* [PROBLEM REQUIREMENTS]: Reproduce the full listing below unchanged, apart from the pictures.

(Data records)
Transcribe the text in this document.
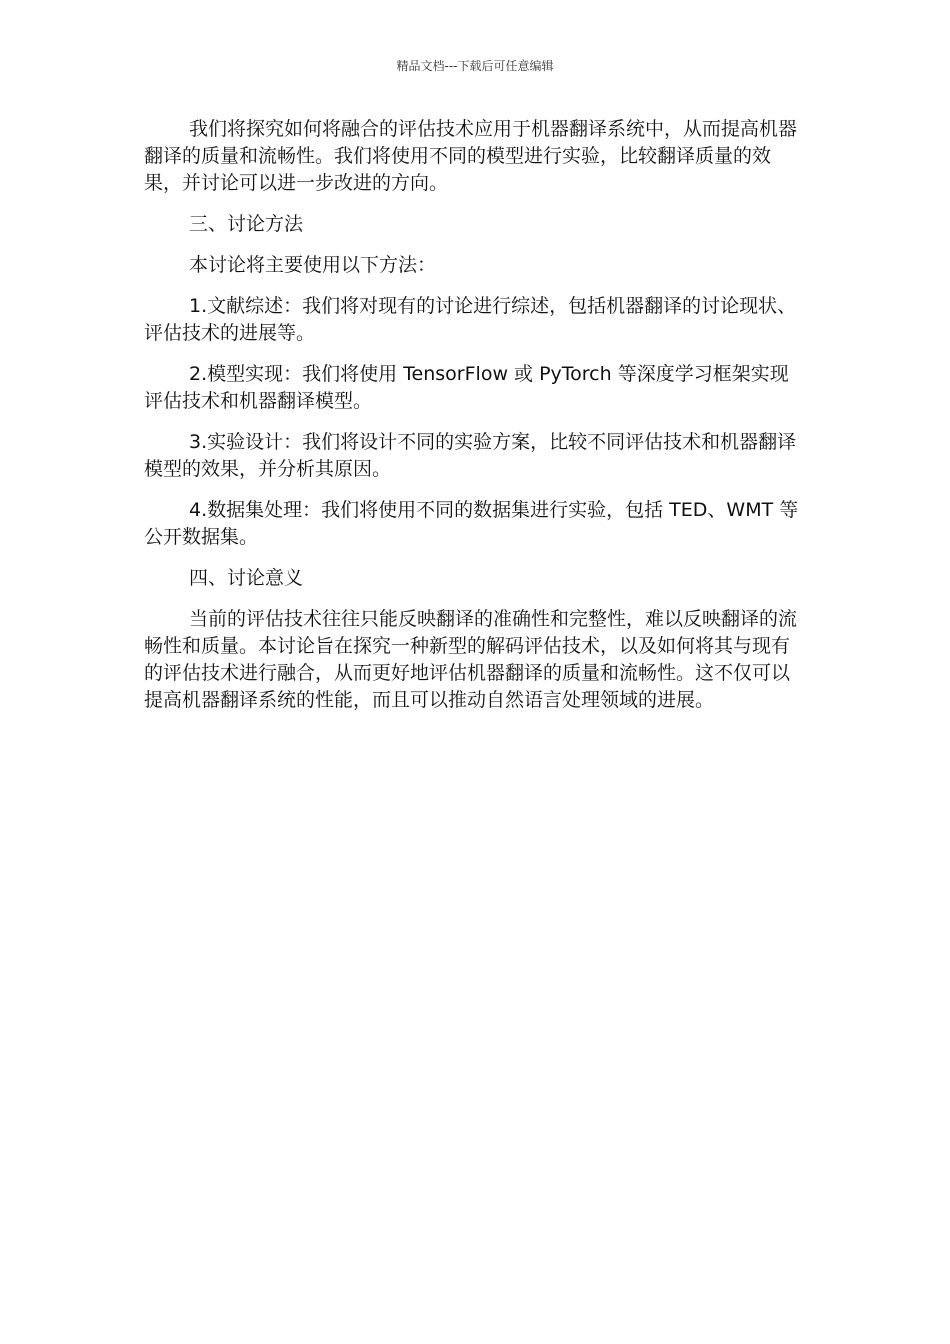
精品文档---下载后可任意编辑

我们将探究如何将融合的评估技术应用于机器翻译系统中，从而提高机器翻译的质量和流畅性。我们将使用不同的模型进行实验，比较翻译质量的效果，并讨论可以进一步改进的方向。

三、讨论方法

本讨论将主要使用以下方法：

1.文献综述：我们将对现有的讨论进行综述，包括机器翻译的讨论现状、评估技术的进展等。

2.模型实现：我们将使用 TensorFlow 或 PyTorch 等深度学习框架实现评估技术和机器翻译模型。

3.实验设计：我们将设计不同的实验方案，比较不同评估技术和机器翻译模型的效果，并分析其原因。

4.数据集处理：我们将使用不同的数据集进行实验，包括 TED、WMT 等公开数据集。

四、讨论意义

当前的评估技术往往只能反映翻译的准确性和完整性，难以反映翻译的流畅性和质量。本讨论旨在探究一种新型的解码评估技术，以及如何将其与现有的评估技术进行融合，从而更好地评估机器翻译的质量和流畅性。这不仅可以提高机器翻译系统的性能，而且可以推动自然语言处理领域的进展。
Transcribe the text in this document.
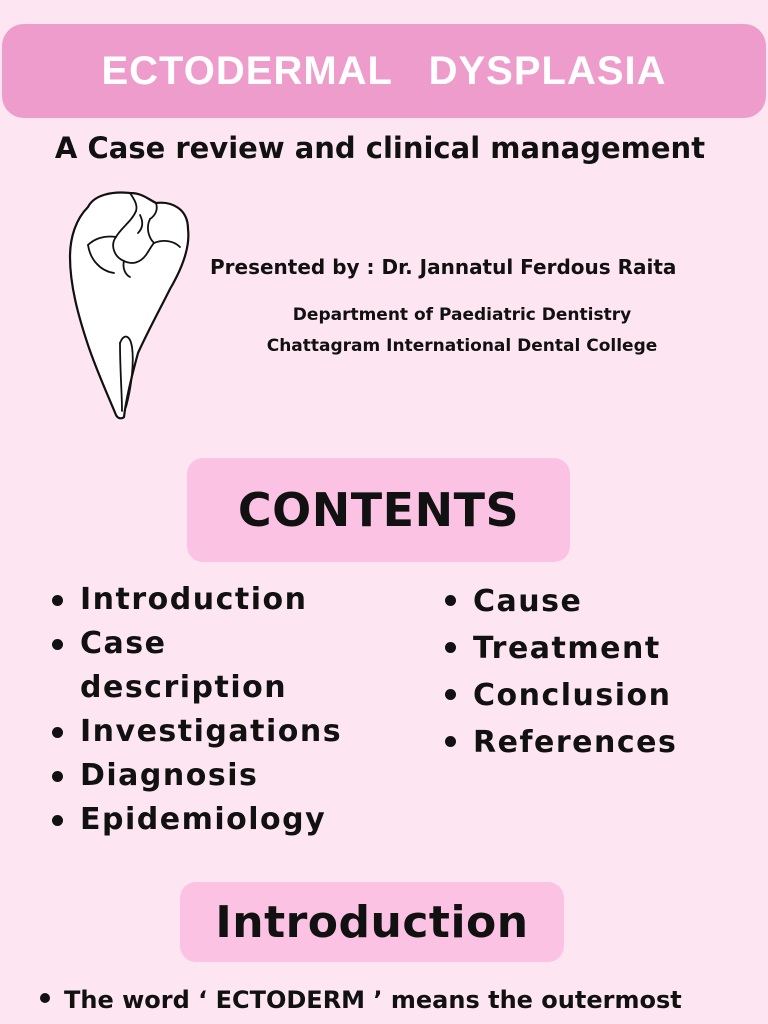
ECTODERMAL   DYSPLASIA
A Case review and clinical management
Presented by : Dr. Jannatul Ferdous Raita
Department of Paediatric Dentistry
Chattagram International Dental College
CONTENTS
Introduction
Case description
Investigations
Diagnosis
Epidemiology
Cause
Treatment
Conclusion
References
Introduction
The word ‘ ECTODERM ’ means the outermost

* [OUTPUT OF THE TASK]:
Transcribe the text in this document.
精品文档---下载后可任意编辑

我们将探究如何将融合的评估技术应用于机器翻译系统中，从而提高机器翻译的质量和流畅性。我们将使用不同的模型进行实验，比较翻译质量的效果，并讨论可以进一步改进的方向。

三、讨论方法

本讨论将主要使用以下方法：

1.文献综述：我们将对现有的讨论进行综述，包括机器翻译的讨论现状、评估技术的进展等。

2.模型实现：我们将使用 TensorFlow 或 PyTorch 等深度学习框架实现评估技术和机器翻译模型。

3.实验设计：我们将设计不同的实验方案，比较不同评估技术和机器翻译模型的效果，并分析其原因。

4.数据集处理：我们将使用不同的数据集进行实验，包括 TED、WMT 等公开数据集。

四、讨论意义

当前的评估技术往往只能反映翻译的准确性和完整性，难以反映翻译的流畅性和质量。本讨论旨在探究一种新型的解码评估技术，以及如何将其与现有的评估技术进行融合，从而更好地评估机器翻译的质量和流畅性。这不仅可以提高机器翻译系统的性能，而且可以推动自然语言处理领域的进展。
Transcribe the text in this document.
ECTODERMAL   DYSPLASIA
A Case review and clinical management
Presented by : Dr. Jannatul Ferdous Raita
Department of Paediatric Dentistry
Chattagram International Dental College
CONTENTS
Introduction
Case description
Investigations
Diagnosis
Epidemiology
Cause
Treatment
Conclusion
References
Introduction
The word ‘ ECTODERM ’ means the outermost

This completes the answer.